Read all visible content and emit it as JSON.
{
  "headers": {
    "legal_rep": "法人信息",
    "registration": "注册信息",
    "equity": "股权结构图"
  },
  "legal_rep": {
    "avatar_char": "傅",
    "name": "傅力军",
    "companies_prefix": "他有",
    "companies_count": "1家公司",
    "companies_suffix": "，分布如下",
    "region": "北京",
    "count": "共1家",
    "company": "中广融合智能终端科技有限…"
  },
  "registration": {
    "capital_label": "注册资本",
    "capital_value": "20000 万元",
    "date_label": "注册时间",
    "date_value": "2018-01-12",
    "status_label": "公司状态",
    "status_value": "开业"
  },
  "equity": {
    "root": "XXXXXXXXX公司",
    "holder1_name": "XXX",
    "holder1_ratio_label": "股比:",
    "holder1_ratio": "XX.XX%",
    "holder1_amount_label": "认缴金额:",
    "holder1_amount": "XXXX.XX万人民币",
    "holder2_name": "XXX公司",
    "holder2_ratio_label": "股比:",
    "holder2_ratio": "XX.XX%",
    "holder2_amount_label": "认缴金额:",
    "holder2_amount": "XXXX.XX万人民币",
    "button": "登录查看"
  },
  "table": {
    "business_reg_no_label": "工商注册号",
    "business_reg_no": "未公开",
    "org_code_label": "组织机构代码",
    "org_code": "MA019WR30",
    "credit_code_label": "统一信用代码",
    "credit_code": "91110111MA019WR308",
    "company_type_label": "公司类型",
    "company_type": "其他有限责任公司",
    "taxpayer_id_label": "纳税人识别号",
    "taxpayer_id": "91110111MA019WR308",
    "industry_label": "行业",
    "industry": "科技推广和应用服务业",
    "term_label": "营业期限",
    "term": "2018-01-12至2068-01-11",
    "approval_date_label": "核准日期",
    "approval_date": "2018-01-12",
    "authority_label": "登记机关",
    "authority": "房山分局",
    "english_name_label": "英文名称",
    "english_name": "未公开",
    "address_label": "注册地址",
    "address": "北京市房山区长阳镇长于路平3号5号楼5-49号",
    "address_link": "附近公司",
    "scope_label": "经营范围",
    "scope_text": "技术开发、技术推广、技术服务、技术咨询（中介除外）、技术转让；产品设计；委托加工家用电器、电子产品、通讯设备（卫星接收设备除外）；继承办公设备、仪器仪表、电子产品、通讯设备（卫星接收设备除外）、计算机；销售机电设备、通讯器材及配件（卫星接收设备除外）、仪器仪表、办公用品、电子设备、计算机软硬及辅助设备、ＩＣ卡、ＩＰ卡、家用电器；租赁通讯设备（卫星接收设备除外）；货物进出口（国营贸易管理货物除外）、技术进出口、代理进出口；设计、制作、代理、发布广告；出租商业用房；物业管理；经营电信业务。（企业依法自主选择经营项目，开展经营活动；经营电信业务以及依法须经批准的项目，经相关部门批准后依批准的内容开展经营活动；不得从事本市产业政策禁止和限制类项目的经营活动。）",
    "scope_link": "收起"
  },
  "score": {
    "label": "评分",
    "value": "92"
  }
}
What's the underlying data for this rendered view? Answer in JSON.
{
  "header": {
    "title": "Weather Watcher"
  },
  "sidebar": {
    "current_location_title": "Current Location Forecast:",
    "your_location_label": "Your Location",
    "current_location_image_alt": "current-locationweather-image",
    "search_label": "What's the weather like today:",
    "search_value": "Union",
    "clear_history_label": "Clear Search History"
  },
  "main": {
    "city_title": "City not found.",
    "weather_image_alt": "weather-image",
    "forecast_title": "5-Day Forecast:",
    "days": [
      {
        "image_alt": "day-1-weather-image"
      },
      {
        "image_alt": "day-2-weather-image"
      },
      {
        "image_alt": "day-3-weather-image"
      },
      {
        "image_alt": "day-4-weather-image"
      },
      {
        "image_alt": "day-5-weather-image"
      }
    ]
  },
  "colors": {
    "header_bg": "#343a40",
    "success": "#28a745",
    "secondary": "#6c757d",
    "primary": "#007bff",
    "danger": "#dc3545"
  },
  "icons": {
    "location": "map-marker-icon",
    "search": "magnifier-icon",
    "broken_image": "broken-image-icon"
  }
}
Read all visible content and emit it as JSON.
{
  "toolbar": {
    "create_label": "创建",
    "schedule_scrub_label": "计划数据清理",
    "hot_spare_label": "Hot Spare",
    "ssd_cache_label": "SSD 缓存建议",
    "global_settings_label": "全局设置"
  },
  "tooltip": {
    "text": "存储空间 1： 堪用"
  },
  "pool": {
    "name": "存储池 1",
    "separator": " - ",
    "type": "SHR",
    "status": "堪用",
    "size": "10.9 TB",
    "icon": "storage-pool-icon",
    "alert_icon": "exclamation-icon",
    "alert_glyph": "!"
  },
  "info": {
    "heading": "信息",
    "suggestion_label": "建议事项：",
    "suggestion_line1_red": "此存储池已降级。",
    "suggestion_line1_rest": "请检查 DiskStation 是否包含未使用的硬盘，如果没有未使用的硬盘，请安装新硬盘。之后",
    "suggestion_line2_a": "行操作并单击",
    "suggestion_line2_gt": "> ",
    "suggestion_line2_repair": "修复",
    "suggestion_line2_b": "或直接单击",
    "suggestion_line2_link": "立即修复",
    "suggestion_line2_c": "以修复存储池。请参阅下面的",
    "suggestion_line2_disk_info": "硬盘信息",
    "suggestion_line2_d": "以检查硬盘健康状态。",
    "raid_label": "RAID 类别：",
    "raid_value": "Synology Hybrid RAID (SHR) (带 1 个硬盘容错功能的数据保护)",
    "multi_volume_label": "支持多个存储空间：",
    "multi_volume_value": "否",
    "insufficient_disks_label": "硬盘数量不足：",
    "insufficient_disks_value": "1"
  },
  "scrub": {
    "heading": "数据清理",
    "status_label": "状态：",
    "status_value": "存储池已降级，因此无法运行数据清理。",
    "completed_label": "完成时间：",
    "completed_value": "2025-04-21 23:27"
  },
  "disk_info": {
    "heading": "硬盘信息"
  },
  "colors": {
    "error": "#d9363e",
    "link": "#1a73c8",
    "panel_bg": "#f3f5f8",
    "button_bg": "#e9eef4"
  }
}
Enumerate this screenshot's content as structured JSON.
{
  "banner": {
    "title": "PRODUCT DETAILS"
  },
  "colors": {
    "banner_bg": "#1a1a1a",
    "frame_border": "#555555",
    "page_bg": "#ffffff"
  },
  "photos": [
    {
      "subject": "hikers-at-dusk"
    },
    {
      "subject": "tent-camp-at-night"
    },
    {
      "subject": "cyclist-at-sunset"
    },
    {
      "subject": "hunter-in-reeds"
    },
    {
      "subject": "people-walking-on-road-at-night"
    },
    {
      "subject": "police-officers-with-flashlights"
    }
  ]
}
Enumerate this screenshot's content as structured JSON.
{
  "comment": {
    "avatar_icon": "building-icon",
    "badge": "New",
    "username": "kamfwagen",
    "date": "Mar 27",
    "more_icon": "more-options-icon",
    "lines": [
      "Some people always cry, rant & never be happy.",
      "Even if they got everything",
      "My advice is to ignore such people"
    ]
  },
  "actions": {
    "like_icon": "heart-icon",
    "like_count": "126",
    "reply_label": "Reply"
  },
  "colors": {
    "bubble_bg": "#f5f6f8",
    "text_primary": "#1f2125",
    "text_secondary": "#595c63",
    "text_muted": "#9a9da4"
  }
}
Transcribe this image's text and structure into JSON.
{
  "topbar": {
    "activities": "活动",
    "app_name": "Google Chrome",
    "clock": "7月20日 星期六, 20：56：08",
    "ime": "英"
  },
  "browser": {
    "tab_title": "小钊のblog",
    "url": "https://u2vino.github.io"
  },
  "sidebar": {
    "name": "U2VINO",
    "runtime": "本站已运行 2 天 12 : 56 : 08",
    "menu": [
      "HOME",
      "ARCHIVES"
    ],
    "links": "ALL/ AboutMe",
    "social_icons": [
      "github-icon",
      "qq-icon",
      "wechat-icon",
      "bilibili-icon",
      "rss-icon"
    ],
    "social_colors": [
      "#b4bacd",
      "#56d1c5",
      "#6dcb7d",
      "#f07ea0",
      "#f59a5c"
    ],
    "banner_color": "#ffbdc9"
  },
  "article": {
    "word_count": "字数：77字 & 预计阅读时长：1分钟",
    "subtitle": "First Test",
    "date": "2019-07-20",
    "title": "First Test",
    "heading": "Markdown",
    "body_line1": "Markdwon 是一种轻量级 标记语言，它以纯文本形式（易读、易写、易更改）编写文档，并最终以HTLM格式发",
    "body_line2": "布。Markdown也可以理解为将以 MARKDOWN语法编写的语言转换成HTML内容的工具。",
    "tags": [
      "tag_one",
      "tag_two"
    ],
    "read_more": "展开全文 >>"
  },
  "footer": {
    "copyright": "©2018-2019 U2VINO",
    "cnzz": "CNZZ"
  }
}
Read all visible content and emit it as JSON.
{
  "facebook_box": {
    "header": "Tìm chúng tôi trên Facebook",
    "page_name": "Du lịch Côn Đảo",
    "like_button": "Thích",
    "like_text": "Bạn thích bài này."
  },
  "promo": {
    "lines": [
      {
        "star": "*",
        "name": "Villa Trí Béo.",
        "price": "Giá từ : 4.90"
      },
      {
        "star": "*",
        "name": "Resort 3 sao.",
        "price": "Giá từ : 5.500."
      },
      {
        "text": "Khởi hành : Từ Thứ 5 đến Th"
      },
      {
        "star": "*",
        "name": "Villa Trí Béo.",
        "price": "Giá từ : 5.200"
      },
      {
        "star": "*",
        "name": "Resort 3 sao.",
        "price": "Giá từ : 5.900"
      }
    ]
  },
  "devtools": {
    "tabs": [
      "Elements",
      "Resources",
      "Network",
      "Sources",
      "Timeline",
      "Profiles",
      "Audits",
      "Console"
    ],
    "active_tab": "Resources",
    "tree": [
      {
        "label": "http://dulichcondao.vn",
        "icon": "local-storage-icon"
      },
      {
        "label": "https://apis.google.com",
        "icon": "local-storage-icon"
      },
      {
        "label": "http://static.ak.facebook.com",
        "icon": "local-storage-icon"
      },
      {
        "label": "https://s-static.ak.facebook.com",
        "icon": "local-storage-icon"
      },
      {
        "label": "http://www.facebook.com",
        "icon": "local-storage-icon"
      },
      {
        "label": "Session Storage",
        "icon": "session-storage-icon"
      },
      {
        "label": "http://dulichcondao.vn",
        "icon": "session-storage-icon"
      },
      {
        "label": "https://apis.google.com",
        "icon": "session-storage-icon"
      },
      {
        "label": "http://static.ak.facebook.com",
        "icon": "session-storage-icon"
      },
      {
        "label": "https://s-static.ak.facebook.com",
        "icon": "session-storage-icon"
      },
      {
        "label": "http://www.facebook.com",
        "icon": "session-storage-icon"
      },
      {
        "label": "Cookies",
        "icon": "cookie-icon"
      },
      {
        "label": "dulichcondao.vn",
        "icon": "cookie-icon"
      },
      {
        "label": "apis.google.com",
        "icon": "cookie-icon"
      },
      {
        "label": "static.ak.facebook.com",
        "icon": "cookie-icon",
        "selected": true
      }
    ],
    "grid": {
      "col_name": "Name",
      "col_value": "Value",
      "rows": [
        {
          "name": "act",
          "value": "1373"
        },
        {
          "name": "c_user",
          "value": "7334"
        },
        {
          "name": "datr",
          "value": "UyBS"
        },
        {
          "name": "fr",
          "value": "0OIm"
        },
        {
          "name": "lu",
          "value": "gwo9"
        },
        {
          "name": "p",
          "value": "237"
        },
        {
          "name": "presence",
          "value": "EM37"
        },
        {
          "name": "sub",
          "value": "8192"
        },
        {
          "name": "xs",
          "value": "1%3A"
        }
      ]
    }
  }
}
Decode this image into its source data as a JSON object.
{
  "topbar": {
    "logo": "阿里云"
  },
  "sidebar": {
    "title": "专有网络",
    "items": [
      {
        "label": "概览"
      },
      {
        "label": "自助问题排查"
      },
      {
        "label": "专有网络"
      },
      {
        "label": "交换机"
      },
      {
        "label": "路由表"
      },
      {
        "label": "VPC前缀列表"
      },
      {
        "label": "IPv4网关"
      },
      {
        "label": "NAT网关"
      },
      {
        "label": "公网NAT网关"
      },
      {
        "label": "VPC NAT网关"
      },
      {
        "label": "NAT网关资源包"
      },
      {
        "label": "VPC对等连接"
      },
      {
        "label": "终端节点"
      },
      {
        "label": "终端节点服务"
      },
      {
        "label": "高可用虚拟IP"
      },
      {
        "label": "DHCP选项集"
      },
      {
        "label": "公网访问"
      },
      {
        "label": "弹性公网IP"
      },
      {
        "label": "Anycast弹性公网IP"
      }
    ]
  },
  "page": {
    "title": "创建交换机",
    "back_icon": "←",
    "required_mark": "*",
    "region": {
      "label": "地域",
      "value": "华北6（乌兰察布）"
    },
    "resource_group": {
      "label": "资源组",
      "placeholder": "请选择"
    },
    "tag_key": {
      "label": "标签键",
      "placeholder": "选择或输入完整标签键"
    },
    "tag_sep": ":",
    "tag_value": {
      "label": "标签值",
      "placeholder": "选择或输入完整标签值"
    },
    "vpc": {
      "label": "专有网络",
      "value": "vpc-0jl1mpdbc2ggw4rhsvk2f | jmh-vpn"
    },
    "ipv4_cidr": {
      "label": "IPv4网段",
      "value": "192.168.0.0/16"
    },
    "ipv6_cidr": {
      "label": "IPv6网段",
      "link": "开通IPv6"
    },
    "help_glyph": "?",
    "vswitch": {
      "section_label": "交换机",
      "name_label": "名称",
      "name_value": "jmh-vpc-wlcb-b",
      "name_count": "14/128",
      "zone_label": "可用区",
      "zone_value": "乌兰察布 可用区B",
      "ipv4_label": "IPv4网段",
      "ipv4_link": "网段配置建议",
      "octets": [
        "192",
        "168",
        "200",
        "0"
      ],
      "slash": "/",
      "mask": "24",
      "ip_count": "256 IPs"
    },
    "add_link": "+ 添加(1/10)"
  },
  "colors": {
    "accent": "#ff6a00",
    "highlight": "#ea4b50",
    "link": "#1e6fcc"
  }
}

◇ ◇ ◇

WHAT IS ASKED | Go over the data above and copy every line that has the word "Forecast" in it.

OUTPUT FOR THIS TASK |
    "current_location_title": "Current Location Forecast:",
    "forecast_title": "5-Day Forecast:",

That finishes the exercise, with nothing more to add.